## [Texte à lire]
--*--

Le jeudi 20 novembre, à l’occasion d’une rencontre nationale des syndicats CNT, nous avions le plaisir
de recevoir au 33, rue des Vignoles, une délégation de quatre étudiants palestiniens du camp de Deisheh à Bethléem, en tournée en France dans le cadre de la semaine de solidarité internationale.
Une occasion pour nous de les interroger sur la situation des étudiants palestiniens aujourd’hui.

Rencontre avec des étudiants palestiniens

Nous sommes heureux de vous avoir parmi nous. Pour commencer, pouvez-vous nous parler de la situation actuelle pour un étudiant palestinien ?

La situation des étudiants palestiniens est la même que celle de son peuple. Nous souffrons depuis soixante ans, mais nous n’avons jamais cessé de résister pour la libération de la Palestine.
Les étudiants sont passés par plusieurs étapes, la seconde intifada a été la plus importante. Depuis, le sommeil de l’opinion publique internationale est une sorte de soutien à l’occupant. Cependant, Israël n’a pas réussi à aller jusqu’au bout de sa politique, il n’a pas réussi à tuer la résistance du peuple palestinien qui tient et qui continue de sauvegarder sa culture et son identité.
Aujourd’hui les médias mettent dos-à-dos les deux situations et rendent le conflit flou. Il est donc important que des missions comme celle de la CNT viennent voir de leurs propres yeux la situation réelle de la Palestine.
La plus grande force de la résistance c’est son identité et son unité face à l’occupant. C’est ce que les Israéliens essaient de détruire au jour le jour, puisque lorsque l’on n’a plus d’identité, il n’y a plus de raisons de s’accrocher à une terre.


Et l’université, comment fonctionne-t-elle ?

La réalité universitaire à Bethléem est la même partout ailleurs en Cisjordanie. À Bethleem, il y a trois universités et une en construction.
Dans les trois, toutes les filières ne sont pas présentes. En Palestine, comme dans les autres universités de Cisjordanie, cela pose un problème : une fois leur bac en poche les étudiants doivent choisir une université en fonction des filières. Or l’université coûte cher, il faut avoir les moyens de payer et le plus souvent l’encerclement des villes et les check points empêchent les déplacements.
Par exemple, à Bethleem il y a seulement deux sorties, toutes avec des check points. Chaque passage est donc difficile, surtout pour les garçons (étudiants de surcroît) qui sont des cibles privilégiées de l’armée israélienne.

--*--

## [Lignes répertoriées]
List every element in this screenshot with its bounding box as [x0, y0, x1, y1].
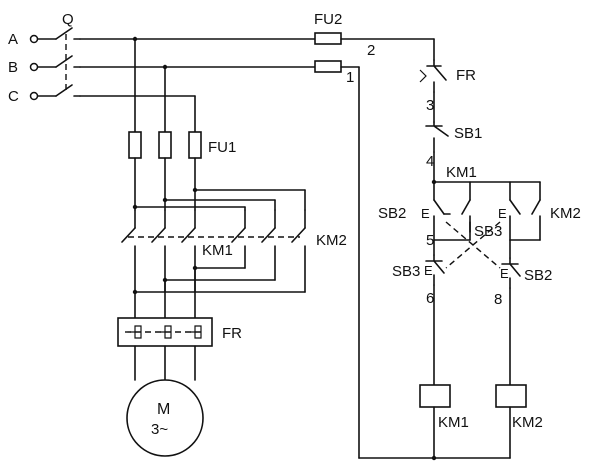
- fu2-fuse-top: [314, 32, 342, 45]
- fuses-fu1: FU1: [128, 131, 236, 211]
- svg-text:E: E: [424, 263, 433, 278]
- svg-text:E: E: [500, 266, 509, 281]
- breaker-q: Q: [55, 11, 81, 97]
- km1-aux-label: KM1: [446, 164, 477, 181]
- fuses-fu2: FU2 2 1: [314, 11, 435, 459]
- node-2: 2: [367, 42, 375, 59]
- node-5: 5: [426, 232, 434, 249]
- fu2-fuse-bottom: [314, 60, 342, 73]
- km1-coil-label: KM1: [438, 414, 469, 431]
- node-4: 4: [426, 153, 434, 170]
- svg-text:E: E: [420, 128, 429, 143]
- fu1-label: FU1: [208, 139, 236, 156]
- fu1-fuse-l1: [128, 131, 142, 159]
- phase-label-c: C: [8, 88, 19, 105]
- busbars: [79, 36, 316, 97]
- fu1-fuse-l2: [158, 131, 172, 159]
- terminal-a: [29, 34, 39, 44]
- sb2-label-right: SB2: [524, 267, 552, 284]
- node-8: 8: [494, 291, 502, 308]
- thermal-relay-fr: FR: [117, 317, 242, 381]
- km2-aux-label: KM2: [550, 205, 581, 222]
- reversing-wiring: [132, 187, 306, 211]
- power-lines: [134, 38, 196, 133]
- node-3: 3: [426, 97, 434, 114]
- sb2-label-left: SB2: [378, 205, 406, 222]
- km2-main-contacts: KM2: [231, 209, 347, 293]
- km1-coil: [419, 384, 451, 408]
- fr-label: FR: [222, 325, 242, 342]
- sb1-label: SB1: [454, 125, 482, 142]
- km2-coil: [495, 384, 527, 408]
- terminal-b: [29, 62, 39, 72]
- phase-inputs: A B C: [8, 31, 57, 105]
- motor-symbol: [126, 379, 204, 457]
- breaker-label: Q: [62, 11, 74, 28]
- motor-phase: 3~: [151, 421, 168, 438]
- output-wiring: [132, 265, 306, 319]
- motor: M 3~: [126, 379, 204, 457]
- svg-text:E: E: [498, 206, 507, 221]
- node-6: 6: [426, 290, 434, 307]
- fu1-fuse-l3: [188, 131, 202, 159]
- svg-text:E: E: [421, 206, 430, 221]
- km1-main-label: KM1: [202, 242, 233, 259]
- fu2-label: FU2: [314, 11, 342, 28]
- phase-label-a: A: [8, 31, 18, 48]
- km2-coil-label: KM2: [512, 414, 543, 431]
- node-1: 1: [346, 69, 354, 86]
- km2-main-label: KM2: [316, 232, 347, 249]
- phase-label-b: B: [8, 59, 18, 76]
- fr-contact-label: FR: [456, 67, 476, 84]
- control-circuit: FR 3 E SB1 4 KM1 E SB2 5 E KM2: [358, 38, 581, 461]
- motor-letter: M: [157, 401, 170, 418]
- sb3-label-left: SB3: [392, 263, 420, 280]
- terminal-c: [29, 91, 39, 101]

--*--

## [Consigne]
Restituez à l'identique le passage de l'entretien avec les étudiants palestiniens qui va de « Rencontre avec des » à « libération de la Palestine. », ces deux extraits compris. Les lignes constituent un matériau distinct de l'entretien.

## [Résultat attendu]
Rencontre avec des étudiants palestiniens

Nous sommes heureux de vous avoir parmi nous. Pour commencer, pouvez-vous nous parler de la situation actuelle pour un étudiant palestinien ?

La situation des étudiants palestiniens est la même que celle de son peuple. Nous souffrons depuis soixante ans, mais nous n’avons jamais cessé de résister pour la libération de la Palestine.